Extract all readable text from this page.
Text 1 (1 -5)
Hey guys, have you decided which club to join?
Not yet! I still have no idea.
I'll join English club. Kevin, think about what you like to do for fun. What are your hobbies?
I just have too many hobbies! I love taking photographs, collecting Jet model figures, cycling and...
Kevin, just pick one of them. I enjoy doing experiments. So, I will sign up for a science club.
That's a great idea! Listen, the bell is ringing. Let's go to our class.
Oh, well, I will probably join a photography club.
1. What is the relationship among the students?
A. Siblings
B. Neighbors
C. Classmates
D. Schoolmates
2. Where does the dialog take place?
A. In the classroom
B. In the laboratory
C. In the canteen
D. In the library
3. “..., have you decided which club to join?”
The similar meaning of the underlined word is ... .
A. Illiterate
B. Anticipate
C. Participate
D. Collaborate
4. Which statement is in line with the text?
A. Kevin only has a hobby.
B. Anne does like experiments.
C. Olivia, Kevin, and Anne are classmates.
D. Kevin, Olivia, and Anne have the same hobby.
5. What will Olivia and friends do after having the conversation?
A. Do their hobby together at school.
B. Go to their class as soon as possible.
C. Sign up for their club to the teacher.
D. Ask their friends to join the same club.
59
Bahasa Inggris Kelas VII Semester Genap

..........

# Task statement
Write out the material from the first line to the last, exactly.

# Task solution
Extract all readable text from this page.
Text 1 (1 -5)
Hey guys, have you decided which club to join?
Not yet! I still have no idea.
I'll join English club. Kevin, think about what you like to do for fun. What are your hobbies?
I just have too many hobbies! I love taking photographs, collecting Jet model figures, cycling and...
Kevin, just pick one of them. I enjoy doing experiments. So, I will sign up for a science club.
That's a great idea! Listen, the bell is ringing. Let's go to our class.
Oh, well, I will probably join a photography club.
1. What is the relationship among the students?
A. Siblings
B. Neighbors
C. Classmates
D. Schoolmates
2. Where does the dialog take place?
A. In the classroom
B. In the laboratory
C. In the canteen
D. In the library
3. “..., have you decided which club to join?”
The similar meaning of the underlined word is ... .
A. Illiterate
B. Anticipate
C. Participate
D. Collaborate
4. Which statement is in line with the text?
A. Kevin only has a hobby.
B. Anne does like experiments.
C. Olivia, Kevin, and Anne are classmates.
D. Kevin, Olivia, and Anne have the same hobby.
5. What will Olivia and friends do after having the conversation?
A. Do their hobby together at school.
B. Go to their class as soon as possible.
C. Sign up for their club to the teacher.
D. Ask their friends to join the same club.
59
Bahasa Inggris Kelas VII Semester Genap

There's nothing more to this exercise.